* _Dataset listings of figures_
::::

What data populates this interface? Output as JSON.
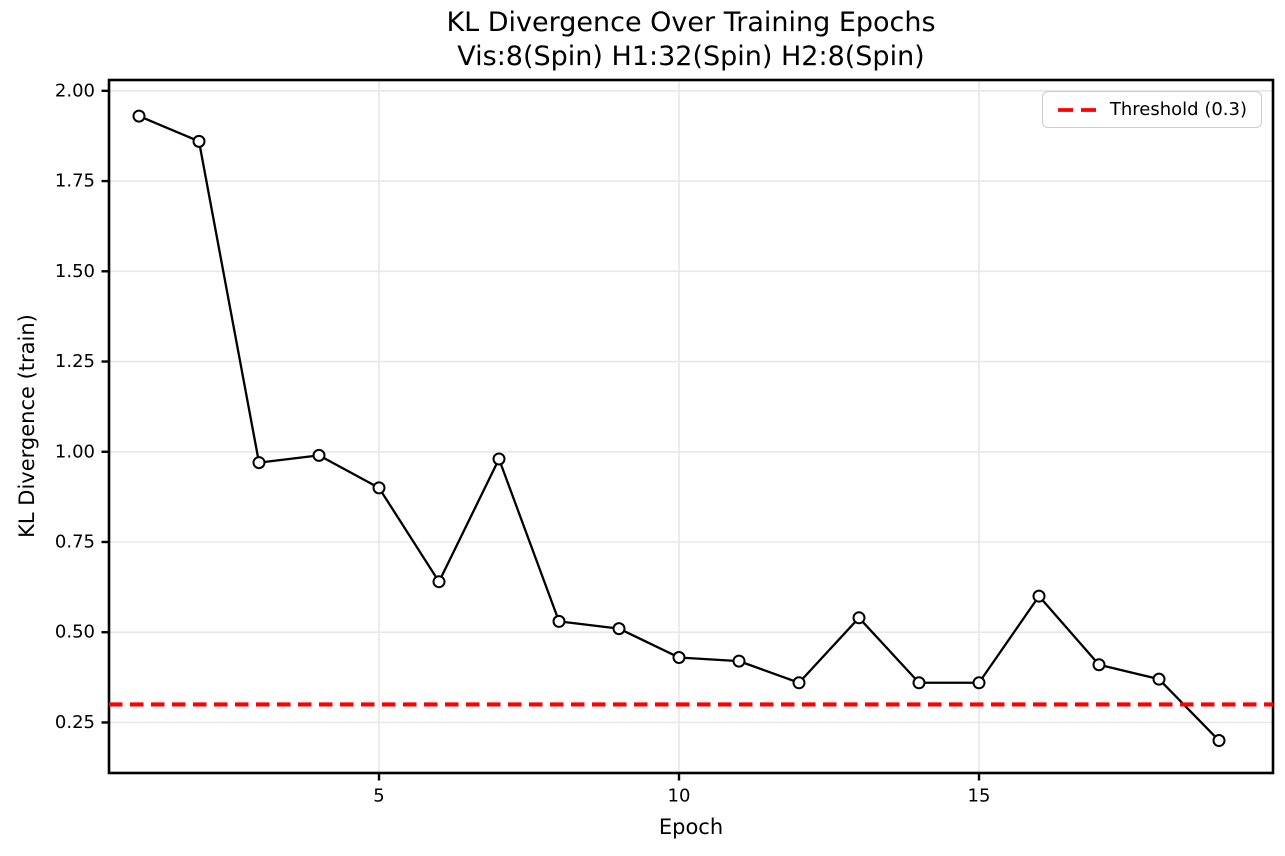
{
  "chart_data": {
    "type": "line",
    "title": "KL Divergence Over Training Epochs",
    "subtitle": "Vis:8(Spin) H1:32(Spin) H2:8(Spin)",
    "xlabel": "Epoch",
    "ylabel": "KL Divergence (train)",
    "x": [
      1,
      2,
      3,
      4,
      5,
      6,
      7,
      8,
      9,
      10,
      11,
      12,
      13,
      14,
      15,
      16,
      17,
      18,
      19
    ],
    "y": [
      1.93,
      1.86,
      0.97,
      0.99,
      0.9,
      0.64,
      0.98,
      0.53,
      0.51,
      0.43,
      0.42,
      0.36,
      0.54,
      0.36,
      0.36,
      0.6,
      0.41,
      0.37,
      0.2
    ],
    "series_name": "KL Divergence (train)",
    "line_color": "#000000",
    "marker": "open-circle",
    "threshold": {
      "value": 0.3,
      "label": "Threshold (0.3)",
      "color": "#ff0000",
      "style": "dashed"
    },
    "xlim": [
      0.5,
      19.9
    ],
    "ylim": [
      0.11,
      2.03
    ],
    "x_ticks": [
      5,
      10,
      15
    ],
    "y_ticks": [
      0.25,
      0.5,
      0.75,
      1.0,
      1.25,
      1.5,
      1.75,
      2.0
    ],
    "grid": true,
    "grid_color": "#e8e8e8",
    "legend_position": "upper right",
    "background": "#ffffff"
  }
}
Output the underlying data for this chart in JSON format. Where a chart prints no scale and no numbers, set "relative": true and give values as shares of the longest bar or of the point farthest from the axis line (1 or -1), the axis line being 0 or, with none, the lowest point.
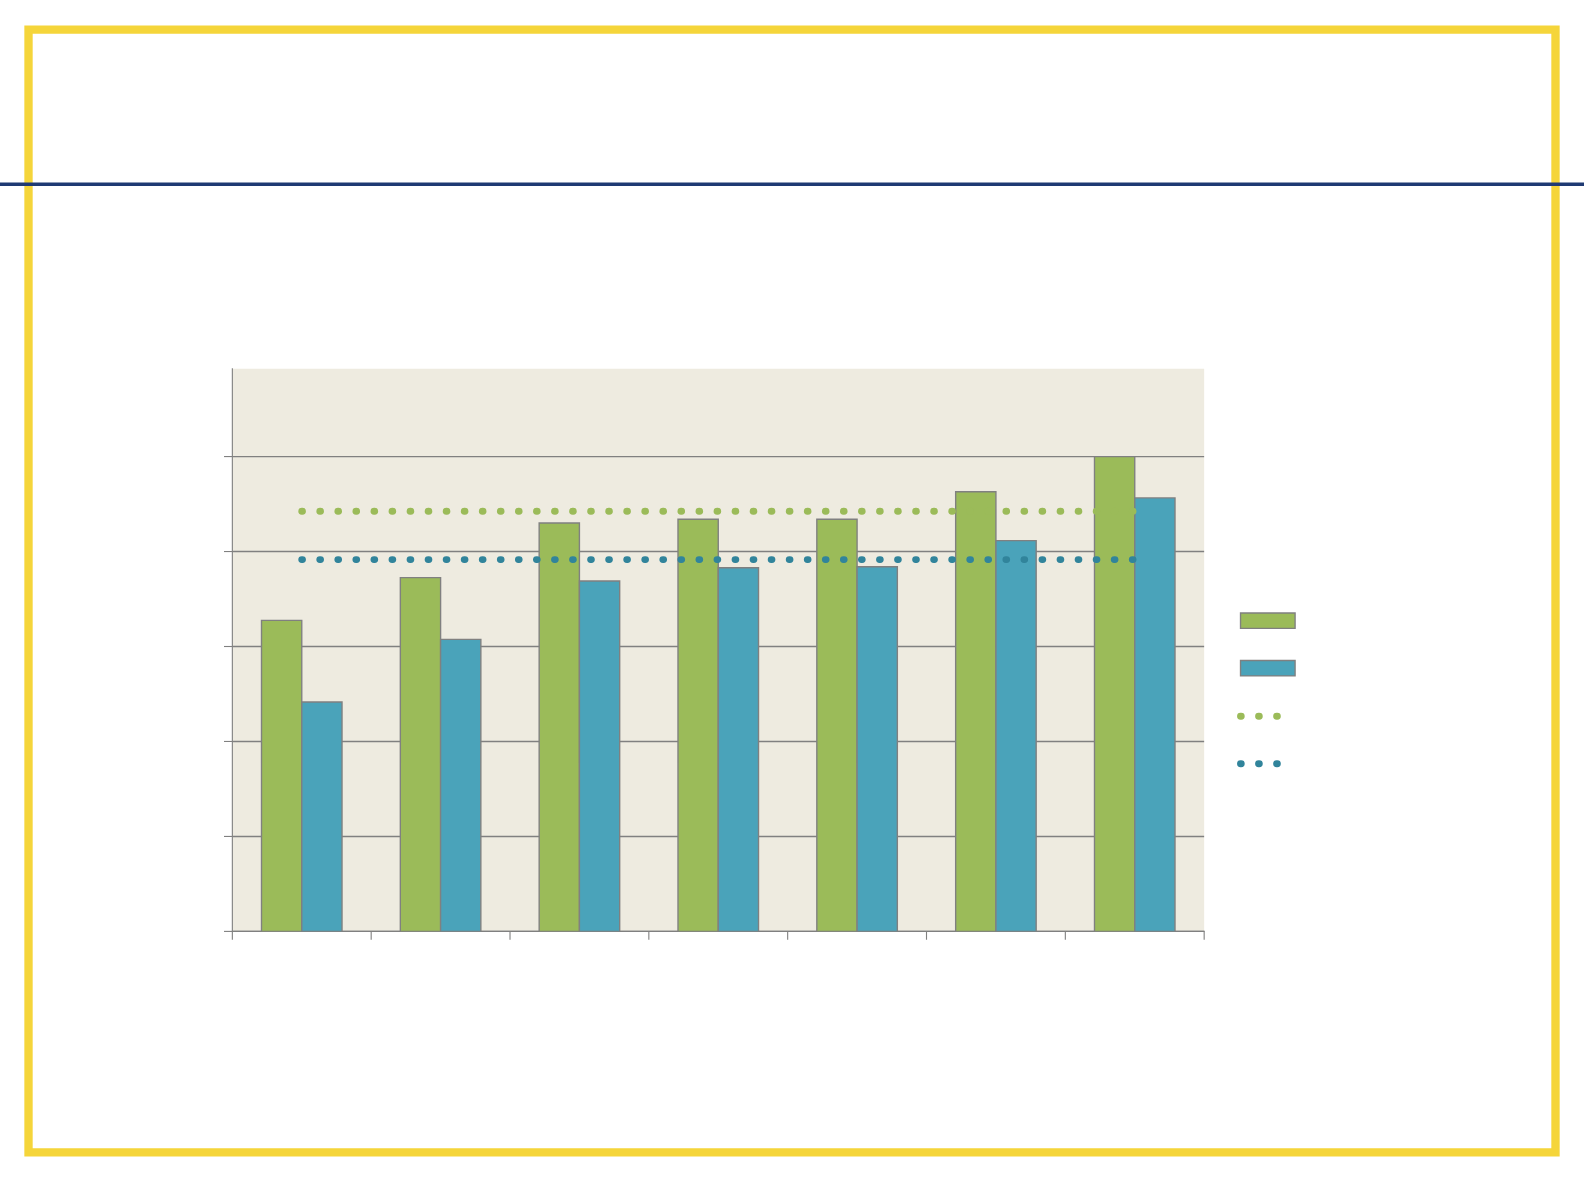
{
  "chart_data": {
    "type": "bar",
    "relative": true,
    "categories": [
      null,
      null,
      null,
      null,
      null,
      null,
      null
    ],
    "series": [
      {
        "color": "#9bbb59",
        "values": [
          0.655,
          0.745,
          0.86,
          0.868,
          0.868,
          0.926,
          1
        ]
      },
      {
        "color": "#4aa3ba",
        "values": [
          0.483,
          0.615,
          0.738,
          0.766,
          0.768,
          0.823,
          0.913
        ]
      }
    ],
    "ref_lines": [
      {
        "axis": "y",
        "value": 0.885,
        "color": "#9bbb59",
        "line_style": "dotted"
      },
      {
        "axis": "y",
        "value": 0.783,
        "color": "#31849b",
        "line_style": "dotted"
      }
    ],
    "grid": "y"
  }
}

::::

* _Written task_
Reproduce the listing above from the line that contains "Output the underlying" through its final line, exactly and with nothing added. Omit the images.

* _Final result_
Output the underlying data for this chart in JSON format. Where a chart prints no scale and no numbers, set "relative": true and give values as shares of the longest bar or of the point farthest from the axis line (1 or -1), the axis line being 0 or, with none, the lowest point.
{
  "chart_data": {
    "type": "bar",
    "relative": true,
    "categories": [
      null,
      null,
      null,
      null,
      null,
      null,
      null
    ],
    "series": [
      {
        "color": "#9bbb59",
        "values": [
          0.655,
          0.745,
          0.86,
          0.868,
          0.868,
          0.926,
          1
        ]
      },
      {
        "color": "#4aa3ba",
        "values": [
          0.483,
          0.615,
          0.738,
          0.766,
          0.768,
          0.823,
          0.913
        ]
      }
    ],
    "ref_lines": [
      {
        "axis": "y",
        "value": 0.885,
        "color": "#9bbb59",
        "line_style": "dotted"
      },
      {
        "axis": "y",
        "value": 0.783,
        "color": "#31849b",
        "line_style": "dotted"
      }
    ],
    "grid": "y"
  }
}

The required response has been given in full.